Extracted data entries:
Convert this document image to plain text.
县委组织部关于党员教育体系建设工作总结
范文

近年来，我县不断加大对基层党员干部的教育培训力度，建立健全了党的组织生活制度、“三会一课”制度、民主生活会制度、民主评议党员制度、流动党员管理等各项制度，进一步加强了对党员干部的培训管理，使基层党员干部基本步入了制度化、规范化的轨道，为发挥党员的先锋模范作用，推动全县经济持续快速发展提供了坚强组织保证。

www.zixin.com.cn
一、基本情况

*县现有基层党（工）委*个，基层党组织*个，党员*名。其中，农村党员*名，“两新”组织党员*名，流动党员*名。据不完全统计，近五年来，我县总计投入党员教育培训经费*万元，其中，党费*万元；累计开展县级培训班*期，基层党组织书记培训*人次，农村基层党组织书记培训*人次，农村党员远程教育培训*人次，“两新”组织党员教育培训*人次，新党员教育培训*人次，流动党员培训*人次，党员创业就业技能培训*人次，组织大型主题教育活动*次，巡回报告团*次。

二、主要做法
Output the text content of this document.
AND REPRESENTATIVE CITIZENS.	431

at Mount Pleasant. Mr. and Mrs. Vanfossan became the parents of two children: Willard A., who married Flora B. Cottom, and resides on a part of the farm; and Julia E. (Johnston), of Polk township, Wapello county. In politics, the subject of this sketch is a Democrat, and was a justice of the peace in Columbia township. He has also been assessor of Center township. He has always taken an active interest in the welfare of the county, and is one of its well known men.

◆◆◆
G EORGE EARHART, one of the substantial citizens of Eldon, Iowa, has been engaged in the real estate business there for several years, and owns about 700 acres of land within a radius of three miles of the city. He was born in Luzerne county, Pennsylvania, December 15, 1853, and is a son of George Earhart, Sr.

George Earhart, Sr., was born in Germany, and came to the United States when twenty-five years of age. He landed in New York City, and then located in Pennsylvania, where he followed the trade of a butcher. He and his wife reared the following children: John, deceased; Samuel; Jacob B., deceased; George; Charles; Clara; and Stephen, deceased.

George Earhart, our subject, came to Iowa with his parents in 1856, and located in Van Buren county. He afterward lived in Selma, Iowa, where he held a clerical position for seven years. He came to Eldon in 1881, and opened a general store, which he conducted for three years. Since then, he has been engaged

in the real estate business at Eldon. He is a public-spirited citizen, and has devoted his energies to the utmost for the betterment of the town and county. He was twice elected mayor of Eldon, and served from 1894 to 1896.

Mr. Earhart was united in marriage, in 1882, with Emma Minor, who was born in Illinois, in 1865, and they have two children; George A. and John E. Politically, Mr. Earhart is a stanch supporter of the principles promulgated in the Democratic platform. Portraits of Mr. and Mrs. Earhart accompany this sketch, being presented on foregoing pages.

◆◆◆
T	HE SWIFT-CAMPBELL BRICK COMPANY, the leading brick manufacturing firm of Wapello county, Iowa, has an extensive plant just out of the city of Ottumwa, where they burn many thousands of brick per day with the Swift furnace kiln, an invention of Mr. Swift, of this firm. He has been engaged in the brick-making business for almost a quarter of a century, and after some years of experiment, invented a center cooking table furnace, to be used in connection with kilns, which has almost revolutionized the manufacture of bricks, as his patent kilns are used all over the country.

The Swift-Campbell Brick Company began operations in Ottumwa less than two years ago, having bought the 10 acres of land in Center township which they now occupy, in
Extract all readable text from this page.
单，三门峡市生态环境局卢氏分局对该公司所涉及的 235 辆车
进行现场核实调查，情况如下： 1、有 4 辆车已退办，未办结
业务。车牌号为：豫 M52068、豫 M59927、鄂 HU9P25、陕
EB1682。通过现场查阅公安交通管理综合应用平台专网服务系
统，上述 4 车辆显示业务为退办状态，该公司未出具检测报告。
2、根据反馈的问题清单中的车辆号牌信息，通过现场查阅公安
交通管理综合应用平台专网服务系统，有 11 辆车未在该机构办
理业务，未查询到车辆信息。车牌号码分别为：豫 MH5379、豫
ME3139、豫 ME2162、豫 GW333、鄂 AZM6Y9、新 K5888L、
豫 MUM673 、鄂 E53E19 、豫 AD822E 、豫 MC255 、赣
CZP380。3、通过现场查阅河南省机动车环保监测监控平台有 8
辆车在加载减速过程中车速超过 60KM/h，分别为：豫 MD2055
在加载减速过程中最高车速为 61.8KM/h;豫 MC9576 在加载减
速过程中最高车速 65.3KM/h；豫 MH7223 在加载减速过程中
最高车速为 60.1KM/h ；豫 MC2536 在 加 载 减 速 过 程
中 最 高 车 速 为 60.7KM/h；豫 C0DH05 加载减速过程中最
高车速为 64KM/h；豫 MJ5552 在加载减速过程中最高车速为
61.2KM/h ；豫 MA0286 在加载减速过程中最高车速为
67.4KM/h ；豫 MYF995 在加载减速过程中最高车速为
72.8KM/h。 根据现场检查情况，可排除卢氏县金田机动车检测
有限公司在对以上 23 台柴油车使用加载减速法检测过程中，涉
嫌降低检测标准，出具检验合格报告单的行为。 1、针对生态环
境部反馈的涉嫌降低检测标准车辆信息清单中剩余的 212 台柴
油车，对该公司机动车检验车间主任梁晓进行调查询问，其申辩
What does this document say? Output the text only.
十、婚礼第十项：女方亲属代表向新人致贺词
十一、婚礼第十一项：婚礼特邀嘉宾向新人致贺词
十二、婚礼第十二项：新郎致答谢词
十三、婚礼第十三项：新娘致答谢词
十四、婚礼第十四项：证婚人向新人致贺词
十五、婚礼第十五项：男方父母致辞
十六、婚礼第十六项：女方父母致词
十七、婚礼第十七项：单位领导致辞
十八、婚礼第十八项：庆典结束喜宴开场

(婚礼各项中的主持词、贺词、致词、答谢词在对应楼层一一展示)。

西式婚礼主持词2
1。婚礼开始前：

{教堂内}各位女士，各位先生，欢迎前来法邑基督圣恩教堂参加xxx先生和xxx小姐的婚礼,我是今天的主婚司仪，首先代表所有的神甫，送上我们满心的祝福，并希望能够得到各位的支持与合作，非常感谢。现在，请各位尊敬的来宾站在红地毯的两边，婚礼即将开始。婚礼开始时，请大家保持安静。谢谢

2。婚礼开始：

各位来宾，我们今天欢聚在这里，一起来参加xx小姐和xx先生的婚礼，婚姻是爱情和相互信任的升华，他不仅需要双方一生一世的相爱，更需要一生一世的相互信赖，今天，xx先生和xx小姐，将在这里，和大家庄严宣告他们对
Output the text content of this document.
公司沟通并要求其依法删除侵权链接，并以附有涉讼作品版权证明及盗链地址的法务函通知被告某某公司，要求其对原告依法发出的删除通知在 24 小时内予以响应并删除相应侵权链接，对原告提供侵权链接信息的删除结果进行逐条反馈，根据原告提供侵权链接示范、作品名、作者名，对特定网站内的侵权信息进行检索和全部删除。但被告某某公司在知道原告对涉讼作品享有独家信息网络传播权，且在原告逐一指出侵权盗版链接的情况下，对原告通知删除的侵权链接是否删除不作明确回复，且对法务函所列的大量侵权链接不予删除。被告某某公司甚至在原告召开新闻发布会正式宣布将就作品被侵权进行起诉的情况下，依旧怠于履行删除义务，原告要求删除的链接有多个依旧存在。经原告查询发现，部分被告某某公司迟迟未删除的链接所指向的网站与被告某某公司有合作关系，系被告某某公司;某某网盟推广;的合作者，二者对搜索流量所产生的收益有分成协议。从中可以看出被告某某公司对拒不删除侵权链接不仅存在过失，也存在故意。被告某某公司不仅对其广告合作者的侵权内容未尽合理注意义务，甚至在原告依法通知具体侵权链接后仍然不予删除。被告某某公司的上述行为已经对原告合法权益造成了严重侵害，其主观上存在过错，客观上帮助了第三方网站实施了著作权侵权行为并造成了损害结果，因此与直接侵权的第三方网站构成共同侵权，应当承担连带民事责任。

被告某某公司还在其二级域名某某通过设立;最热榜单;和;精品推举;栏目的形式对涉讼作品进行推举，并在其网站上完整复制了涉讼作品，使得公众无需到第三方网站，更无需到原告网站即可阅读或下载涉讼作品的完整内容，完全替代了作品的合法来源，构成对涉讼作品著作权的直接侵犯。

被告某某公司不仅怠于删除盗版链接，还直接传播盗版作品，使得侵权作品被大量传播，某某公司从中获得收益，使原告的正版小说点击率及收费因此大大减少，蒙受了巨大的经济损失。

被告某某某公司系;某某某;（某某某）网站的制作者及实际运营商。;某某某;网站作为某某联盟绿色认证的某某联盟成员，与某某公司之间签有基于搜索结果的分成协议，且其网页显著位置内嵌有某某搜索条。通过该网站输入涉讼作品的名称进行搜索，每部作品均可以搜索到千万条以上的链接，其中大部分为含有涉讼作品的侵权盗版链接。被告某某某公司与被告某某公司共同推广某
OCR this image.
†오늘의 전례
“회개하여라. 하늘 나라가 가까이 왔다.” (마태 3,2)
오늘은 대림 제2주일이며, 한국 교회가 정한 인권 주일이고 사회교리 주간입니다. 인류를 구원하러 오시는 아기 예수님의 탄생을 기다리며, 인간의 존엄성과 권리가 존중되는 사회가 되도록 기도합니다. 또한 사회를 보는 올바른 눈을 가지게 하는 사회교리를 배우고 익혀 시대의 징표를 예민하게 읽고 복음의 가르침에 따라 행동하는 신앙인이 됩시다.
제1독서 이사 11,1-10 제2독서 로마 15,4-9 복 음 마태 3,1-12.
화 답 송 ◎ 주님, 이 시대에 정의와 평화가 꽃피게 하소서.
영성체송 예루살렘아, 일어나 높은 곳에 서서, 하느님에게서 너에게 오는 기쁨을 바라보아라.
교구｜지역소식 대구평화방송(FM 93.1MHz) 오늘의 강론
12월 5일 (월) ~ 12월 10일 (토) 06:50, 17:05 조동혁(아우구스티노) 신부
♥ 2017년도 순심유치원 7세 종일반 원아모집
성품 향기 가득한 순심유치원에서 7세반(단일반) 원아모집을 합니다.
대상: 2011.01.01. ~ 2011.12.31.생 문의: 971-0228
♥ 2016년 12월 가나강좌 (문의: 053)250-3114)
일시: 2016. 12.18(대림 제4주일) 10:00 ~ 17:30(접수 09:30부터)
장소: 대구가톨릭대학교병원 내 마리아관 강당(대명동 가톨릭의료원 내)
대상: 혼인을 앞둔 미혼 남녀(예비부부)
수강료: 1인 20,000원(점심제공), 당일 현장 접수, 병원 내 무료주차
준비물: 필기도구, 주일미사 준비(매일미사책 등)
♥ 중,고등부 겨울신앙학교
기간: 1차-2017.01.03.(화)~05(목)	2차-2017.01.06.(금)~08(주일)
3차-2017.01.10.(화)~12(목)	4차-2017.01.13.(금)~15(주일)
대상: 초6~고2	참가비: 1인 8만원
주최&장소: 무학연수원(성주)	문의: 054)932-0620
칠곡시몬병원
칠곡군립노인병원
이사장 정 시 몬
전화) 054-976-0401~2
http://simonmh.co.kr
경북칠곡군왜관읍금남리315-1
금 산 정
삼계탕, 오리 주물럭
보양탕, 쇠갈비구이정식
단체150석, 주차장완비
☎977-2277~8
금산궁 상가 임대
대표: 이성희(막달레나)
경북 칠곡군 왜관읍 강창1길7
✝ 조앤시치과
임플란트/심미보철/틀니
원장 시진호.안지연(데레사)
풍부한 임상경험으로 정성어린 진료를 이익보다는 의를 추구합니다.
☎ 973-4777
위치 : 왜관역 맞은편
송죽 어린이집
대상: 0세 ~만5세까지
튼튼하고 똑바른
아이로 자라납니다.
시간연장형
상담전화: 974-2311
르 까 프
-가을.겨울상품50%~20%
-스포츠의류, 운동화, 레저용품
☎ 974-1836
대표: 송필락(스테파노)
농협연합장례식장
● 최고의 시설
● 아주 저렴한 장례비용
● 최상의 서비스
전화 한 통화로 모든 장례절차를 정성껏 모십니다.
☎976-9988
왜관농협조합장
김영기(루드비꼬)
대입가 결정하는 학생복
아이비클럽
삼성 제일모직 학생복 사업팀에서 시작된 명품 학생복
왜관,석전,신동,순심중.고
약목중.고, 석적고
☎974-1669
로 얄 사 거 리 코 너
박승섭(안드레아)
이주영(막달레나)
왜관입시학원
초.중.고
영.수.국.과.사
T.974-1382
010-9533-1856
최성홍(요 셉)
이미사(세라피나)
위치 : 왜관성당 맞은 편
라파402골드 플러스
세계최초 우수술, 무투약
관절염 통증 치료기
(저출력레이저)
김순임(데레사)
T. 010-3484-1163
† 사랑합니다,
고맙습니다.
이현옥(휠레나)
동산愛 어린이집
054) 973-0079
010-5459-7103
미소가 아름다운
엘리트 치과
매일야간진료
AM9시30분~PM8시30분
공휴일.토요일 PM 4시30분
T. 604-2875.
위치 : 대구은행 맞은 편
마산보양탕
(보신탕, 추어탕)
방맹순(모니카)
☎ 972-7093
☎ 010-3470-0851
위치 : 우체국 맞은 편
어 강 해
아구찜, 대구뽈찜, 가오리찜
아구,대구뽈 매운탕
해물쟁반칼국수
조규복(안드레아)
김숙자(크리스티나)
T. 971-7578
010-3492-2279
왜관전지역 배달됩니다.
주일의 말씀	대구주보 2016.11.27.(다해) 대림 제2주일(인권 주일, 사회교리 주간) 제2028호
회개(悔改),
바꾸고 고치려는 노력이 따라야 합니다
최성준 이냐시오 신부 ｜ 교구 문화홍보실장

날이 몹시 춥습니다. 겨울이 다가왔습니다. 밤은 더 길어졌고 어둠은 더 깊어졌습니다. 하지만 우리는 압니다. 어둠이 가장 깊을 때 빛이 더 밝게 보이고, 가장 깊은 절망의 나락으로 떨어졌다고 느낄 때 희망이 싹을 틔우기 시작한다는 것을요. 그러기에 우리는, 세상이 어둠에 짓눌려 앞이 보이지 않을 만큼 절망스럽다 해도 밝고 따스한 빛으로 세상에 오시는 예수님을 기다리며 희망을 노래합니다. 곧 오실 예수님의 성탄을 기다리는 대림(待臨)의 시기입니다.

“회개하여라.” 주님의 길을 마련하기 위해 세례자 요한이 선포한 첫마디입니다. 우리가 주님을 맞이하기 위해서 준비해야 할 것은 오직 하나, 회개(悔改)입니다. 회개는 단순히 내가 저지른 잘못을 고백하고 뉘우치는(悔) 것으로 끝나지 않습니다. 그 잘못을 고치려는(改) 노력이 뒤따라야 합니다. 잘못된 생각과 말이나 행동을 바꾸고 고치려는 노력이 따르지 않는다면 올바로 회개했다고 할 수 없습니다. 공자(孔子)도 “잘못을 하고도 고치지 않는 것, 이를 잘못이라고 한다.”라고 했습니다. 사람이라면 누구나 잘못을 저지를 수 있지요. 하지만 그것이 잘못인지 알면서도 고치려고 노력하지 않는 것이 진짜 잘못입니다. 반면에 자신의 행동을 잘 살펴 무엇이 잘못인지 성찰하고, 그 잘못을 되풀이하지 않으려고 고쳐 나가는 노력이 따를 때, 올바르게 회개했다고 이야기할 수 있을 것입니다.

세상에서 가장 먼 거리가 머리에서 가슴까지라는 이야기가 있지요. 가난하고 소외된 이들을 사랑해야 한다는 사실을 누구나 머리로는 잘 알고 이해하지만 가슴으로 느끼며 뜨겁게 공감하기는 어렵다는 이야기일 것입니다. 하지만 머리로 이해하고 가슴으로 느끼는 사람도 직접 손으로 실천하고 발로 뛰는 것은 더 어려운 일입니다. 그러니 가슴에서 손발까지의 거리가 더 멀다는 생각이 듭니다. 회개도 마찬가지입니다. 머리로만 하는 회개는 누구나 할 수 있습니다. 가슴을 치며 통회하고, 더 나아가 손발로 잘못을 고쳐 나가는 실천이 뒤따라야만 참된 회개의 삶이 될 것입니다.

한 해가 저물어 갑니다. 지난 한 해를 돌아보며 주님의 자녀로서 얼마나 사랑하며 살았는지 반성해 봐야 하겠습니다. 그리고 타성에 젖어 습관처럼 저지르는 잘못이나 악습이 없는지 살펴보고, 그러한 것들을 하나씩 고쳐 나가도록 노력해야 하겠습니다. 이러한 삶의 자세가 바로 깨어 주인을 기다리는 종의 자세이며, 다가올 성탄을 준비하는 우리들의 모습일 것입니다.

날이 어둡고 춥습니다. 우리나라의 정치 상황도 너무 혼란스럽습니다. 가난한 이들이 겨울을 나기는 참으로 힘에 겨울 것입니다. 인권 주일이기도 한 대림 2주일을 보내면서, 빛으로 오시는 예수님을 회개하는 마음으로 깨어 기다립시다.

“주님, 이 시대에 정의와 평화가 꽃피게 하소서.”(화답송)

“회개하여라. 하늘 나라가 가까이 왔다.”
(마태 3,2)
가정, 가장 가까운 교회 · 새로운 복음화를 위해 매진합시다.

> PROBLEM DETAILS: Go over the data above and copy every line that has the word "춥습니다" in it.

> EXERCISE ANSWER:
날이 몹시 춥습니다. 겨울이 다가왔습니다. 밤은 더 길어졌고 어둠은 더 깊어졌습니다. 하지만 우리는 압니다. 어둠이 가장 깊을 때 빛이 더 밝게 보이고, 가장 깊은 절망의 나락으로 떨어졌다고 느낄 때 희망이 싹을 틔우기 시작한다는 것을요. 그러기에 우리는, 세상이 어둠에 짓눌려 앞이 보이지 않을 만큼 절망스럽다 해도 밝고 따스한 빛으로 세상에 오시는 예수님을 기다리며 희망을 노래합니다. 곧 오실 예수님의 성탄을 기다리는 대림(待臨)의 시기입니다.
날이 어둡고 춥습니다. 우리나라의 정치 상황도 너무 혼란스럽습니다. 가난한 이들이 겨울을 나기는 참으로 힘에 겨울 것입니다. 인권 주일이기도 한 대림 2주일을 보내면서, 빛으로 오시는 예수님을 회개하는 마음으로 깨어 기다립시다.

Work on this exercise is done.